ENTRIES SUPPLIED:
↓
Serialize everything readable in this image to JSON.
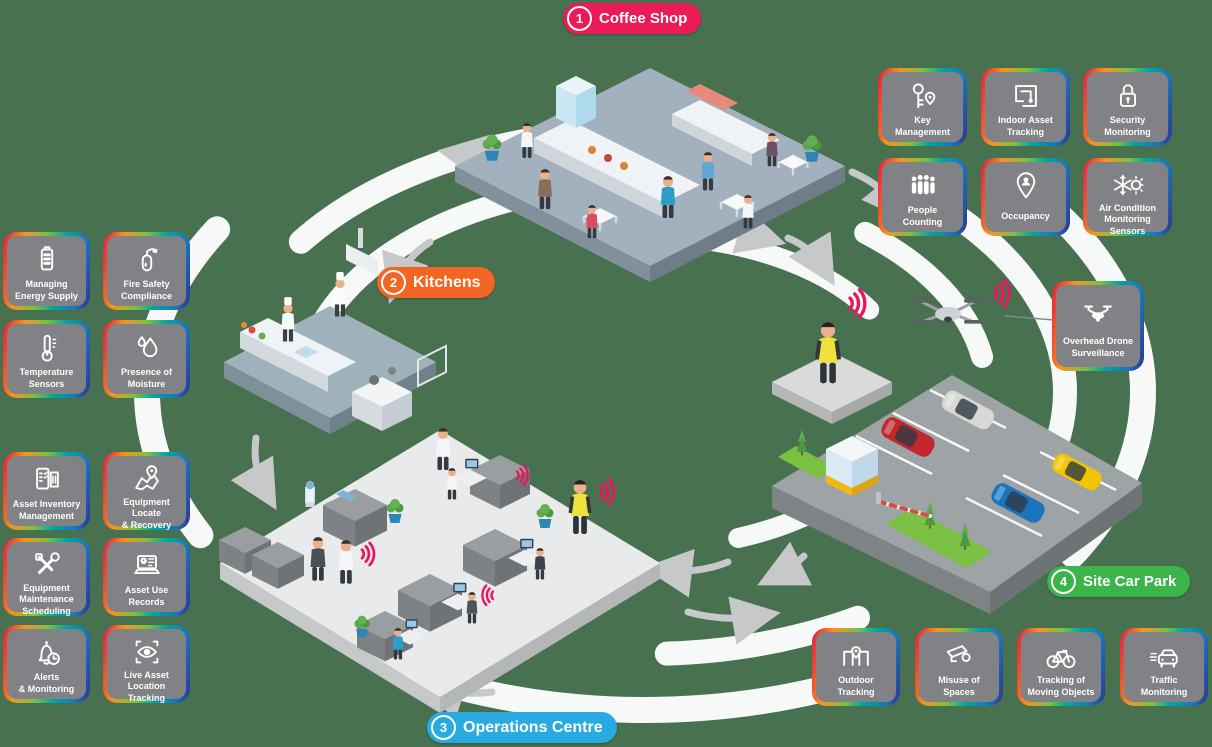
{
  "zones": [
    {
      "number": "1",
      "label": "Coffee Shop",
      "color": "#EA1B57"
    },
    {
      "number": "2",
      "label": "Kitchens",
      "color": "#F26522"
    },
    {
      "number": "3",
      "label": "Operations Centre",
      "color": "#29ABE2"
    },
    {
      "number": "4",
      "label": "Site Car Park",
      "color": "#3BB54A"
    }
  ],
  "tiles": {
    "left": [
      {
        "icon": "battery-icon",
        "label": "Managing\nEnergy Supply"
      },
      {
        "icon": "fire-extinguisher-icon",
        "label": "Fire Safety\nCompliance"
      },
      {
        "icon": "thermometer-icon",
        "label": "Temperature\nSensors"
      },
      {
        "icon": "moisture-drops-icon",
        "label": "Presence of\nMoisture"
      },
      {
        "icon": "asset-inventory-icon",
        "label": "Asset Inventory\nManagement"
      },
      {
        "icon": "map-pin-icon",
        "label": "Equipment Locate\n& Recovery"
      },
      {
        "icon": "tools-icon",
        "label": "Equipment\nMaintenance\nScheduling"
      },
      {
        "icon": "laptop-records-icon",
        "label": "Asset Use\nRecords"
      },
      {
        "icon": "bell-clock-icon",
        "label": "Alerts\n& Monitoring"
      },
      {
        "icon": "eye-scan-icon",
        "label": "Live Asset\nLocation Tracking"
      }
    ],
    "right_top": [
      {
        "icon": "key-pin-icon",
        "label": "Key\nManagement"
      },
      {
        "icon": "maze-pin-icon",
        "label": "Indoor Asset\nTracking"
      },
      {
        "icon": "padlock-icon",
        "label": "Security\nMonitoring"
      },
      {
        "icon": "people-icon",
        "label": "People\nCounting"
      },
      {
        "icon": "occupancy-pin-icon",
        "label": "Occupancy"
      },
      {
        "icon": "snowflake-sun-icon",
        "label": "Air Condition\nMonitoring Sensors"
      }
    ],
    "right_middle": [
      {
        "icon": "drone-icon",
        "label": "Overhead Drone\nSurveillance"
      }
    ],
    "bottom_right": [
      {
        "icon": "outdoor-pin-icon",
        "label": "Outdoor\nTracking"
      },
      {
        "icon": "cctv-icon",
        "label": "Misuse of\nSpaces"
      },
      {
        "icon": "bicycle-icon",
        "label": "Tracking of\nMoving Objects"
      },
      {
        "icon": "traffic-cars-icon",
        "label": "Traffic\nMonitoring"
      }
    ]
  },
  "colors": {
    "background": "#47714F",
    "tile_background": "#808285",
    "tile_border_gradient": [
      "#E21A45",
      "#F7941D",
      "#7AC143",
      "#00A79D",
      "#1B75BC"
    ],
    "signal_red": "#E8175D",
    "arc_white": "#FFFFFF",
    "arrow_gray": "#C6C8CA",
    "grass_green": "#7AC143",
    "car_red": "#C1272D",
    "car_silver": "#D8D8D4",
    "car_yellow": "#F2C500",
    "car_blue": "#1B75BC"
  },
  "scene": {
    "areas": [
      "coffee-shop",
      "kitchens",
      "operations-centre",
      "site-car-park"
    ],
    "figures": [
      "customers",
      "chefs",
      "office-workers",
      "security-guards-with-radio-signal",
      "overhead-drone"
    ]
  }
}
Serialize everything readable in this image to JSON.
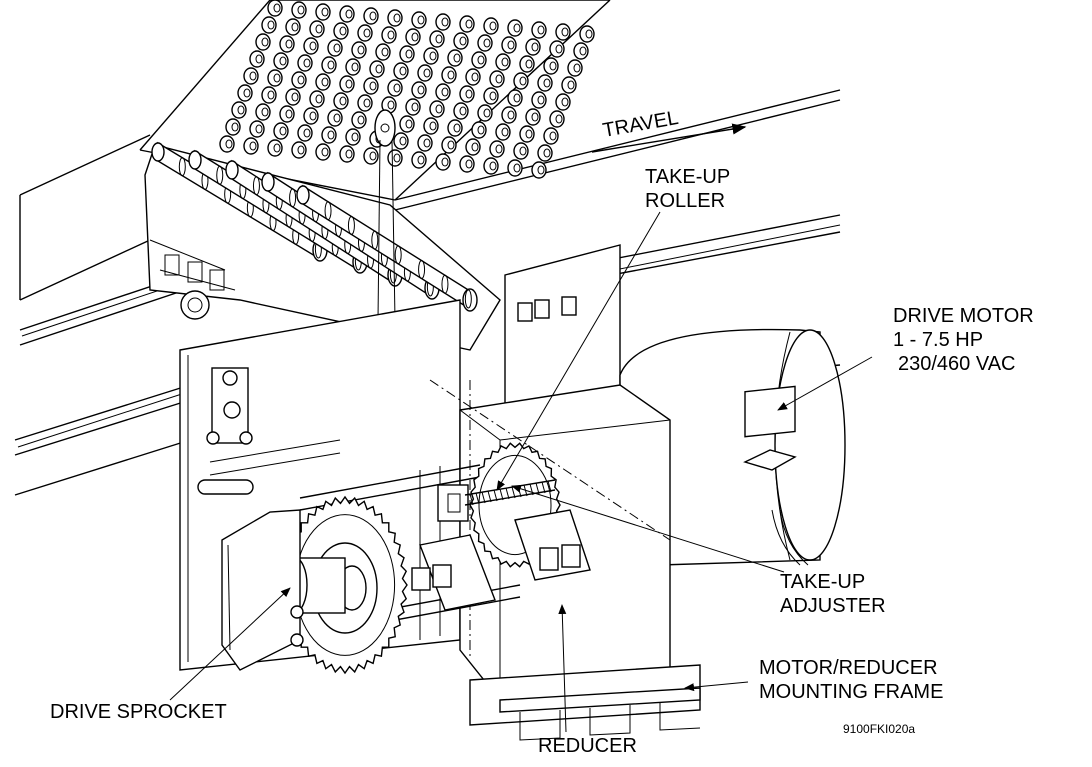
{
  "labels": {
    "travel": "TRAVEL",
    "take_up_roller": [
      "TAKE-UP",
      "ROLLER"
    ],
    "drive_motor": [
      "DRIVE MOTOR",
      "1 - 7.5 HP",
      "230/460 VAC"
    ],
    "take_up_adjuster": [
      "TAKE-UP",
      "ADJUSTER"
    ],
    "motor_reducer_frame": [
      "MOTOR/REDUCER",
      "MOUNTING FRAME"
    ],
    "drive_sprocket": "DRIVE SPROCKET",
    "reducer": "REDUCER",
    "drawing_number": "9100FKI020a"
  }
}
↑
↓
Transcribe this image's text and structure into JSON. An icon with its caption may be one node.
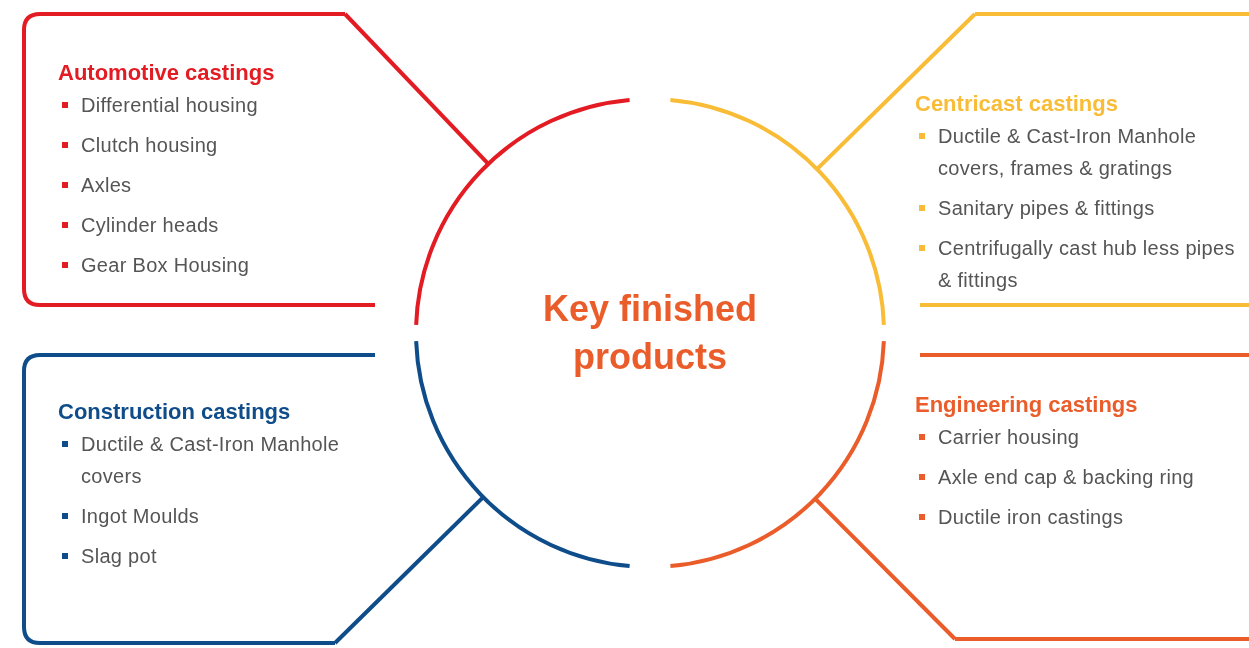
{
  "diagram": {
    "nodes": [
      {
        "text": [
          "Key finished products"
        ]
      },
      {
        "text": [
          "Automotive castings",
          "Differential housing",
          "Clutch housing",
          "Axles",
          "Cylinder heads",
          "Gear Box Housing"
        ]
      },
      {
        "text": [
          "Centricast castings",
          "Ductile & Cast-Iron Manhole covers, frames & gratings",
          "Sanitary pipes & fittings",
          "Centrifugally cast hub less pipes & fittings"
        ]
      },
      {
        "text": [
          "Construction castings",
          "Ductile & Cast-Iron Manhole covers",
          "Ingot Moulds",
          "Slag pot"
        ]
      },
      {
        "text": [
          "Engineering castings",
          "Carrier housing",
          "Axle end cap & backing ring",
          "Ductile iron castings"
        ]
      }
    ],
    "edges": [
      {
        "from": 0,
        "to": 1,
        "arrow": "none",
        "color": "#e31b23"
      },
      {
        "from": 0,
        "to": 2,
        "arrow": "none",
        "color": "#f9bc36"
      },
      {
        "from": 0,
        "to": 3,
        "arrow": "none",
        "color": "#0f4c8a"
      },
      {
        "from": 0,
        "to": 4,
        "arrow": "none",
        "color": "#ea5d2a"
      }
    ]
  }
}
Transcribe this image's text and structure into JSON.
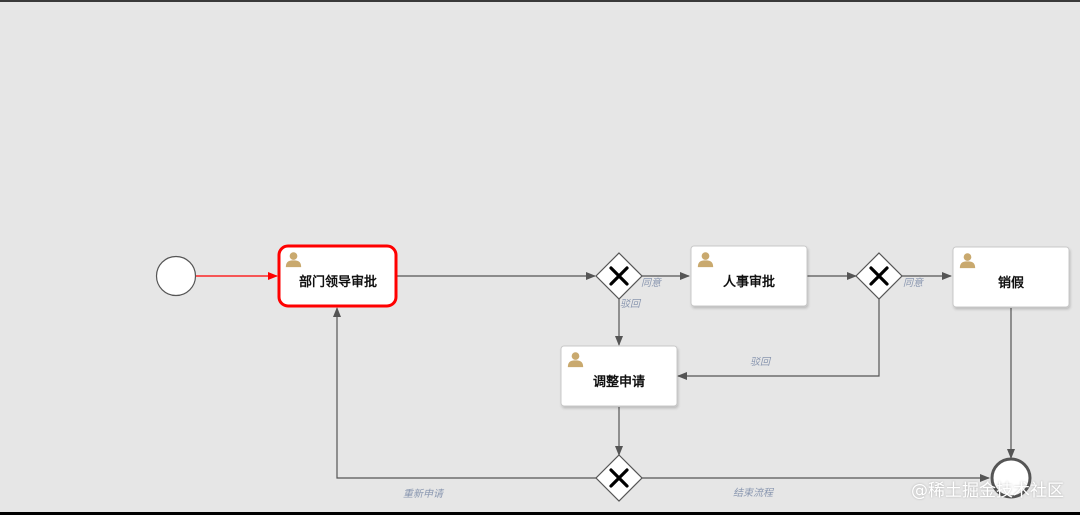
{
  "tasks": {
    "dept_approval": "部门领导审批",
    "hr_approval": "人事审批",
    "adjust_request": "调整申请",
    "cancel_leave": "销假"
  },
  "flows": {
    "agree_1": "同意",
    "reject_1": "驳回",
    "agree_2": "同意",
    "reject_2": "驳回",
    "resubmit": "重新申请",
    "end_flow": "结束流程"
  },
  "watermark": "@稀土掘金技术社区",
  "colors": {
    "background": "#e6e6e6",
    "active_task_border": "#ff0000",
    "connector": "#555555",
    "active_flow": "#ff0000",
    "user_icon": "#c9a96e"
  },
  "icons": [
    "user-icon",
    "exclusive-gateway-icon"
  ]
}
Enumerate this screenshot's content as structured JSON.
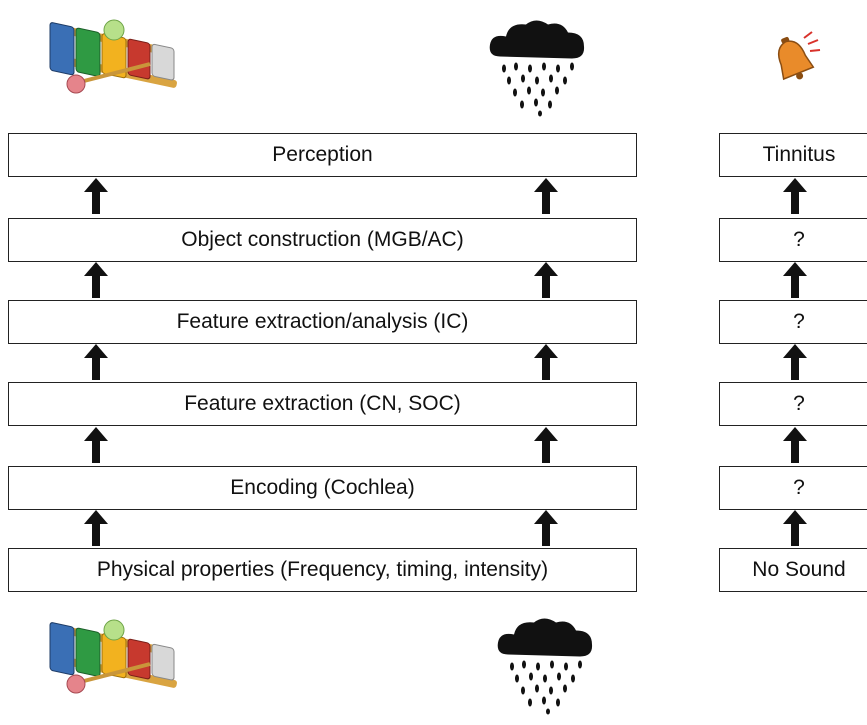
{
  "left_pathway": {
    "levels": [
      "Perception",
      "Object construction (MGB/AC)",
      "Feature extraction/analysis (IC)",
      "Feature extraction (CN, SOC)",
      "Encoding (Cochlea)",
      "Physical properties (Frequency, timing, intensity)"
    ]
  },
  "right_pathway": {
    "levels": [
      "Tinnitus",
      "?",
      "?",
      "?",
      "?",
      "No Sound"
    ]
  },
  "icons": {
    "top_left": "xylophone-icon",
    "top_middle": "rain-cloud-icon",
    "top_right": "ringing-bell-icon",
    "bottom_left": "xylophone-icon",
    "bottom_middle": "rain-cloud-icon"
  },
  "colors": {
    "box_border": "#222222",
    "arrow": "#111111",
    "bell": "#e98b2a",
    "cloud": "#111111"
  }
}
↑
TASK TO CARRY OUT:
Find the lines holding "Transcribe" and list every one.

COMPLETE OUTPUT:
Transcribe this image's text and structure into JSON. An icon with its caption may be one node.
Transcribe this image's text and structure into JSON.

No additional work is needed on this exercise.